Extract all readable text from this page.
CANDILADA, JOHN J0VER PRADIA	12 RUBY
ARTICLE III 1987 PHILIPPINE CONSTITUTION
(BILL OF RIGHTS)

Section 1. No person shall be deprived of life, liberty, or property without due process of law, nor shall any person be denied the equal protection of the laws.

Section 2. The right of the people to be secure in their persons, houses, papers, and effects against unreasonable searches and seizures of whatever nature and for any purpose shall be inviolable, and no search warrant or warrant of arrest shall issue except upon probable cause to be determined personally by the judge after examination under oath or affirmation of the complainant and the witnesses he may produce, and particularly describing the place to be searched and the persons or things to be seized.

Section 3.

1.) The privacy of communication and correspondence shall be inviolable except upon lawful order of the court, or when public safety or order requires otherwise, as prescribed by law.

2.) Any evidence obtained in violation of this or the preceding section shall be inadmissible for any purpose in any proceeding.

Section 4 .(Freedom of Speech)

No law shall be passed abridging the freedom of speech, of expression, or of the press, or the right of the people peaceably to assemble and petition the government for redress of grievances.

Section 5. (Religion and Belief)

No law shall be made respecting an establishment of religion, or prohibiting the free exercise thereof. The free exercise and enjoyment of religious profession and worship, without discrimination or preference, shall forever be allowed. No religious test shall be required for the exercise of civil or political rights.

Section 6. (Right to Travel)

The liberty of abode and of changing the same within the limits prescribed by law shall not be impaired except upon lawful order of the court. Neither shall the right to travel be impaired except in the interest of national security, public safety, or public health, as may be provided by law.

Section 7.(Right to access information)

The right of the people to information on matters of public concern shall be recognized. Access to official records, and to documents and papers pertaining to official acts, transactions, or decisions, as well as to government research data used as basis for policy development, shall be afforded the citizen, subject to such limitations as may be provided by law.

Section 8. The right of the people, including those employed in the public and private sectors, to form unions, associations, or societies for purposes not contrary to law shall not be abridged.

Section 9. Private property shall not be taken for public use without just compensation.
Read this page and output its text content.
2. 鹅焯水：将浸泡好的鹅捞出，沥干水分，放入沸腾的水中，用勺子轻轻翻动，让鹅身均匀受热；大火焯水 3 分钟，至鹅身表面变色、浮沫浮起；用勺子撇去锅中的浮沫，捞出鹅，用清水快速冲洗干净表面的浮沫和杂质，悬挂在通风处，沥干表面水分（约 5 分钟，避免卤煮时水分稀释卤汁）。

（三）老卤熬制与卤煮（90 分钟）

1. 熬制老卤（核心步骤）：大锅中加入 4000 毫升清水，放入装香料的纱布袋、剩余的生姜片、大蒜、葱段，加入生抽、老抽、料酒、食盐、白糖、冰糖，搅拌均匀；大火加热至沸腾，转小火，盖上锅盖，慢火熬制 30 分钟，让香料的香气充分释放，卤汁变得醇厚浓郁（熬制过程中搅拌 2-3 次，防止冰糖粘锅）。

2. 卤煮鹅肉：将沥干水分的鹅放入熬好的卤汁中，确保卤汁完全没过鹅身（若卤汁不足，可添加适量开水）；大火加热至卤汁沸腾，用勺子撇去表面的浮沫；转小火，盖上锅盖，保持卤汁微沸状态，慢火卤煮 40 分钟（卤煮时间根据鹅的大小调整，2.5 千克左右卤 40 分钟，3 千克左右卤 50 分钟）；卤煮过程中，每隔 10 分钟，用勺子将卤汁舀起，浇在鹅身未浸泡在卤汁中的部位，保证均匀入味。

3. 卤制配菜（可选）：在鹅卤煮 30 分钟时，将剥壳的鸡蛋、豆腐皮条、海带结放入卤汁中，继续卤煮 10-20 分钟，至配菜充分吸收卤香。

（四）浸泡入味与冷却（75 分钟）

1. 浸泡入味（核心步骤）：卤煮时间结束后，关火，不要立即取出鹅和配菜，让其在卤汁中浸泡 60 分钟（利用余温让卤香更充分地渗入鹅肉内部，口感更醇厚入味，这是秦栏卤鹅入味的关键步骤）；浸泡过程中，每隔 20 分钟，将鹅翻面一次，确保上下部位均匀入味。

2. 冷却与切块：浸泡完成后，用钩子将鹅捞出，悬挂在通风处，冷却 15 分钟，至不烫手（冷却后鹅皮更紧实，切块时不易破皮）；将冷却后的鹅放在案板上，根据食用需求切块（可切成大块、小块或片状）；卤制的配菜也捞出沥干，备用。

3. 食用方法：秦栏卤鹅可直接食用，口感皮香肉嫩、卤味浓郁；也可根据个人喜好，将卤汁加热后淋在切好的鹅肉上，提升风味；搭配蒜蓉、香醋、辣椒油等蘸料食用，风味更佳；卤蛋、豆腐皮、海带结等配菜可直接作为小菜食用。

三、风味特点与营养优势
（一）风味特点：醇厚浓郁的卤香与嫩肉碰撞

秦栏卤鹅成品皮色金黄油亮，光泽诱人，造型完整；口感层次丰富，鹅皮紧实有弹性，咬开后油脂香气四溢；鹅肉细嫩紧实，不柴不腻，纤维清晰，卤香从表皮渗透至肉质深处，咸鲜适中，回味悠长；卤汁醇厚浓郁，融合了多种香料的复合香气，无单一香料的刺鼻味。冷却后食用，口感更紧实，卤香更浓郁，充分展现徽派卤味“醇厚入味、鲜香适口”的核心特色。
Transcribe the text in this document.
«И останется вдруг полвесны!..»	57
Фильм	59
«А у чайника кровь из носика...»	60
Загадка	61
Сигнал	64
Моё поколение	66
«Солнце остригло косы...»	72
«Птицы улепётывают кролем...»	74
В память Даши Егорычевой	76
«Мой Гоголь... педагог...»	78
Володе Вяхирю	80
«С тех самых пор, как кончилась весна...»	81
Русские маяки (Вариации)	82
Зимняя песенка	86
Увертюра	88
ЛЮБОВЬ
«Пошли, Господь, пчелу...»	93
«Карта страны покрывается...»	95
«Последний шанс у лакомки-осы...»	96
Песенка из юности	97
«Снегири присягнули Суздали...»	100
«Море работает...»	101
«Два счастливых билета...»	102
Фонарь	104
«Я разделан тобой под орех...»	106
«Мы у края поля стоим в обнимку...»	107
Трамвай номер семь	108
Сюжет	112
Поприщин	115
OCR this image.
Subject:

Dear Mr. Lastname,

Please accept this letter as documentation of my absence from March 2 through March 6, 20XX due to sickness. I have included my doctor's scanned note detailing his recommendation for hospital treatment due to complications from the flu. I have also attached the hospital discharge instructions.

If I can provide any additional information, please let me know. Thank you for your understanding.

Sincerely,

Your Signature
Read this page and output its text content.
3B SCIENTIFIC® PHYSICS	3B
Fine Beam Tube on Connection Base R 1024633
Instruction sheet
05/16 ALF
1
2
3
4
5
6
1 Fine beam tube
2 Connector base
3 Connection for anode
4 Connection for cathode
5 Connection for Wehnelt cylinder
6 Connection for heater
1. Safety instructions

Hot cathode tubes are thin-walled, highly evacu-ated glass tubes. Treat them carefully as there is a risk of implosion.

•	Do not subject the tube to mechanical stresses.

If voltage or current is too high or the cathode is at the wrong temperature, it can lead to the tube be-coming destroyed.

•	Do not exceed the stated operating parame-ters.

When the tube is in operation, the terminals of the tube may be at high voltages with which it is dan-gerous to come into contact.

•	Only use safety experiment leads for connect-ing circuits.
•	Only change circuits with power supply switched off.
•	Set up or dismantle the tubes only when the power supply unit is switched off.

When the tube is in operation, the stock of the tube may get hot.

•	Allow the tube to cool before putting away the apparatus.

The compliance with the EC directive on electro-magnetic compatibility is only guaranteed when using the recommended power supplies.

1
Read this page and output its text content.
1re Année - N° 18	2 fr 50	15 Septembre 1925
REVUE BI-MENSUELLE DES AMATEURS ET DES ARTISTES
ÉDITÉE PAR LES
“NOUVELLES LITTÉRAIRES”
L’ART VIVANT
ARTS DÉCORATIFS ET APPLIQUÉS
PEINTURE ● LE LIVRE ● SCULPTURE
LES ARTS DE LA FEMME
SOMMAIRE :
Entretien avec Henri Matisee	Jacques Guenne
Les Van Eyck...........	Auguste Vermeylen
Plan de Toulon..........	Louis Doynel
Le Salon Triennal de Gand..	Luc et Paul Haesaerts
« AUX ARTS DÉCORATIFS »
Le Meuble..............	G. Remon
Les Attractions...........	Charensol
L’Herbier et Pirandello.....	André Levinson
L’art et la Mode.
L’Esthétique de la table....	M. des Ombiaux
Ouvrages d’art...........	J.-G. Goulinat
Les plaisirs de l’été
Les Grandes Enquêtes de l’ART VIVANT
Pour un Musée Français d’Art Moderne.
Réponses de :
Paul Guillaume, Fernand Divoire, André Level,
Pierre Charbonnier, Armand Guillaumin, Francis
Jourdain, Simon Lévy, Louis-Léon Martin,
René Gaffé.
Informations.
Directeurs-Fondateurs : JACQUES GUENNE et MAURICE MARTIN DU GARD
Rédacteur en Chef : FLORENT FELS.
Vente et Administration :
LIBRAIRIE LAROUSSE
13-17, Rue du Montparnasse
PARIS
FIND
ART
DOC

= = = =

> _REQUIRED WORK_
Check every line of the entries above for the word "papers" and report how many lines contain it, giving the number only.

> _TASK RESULT_
2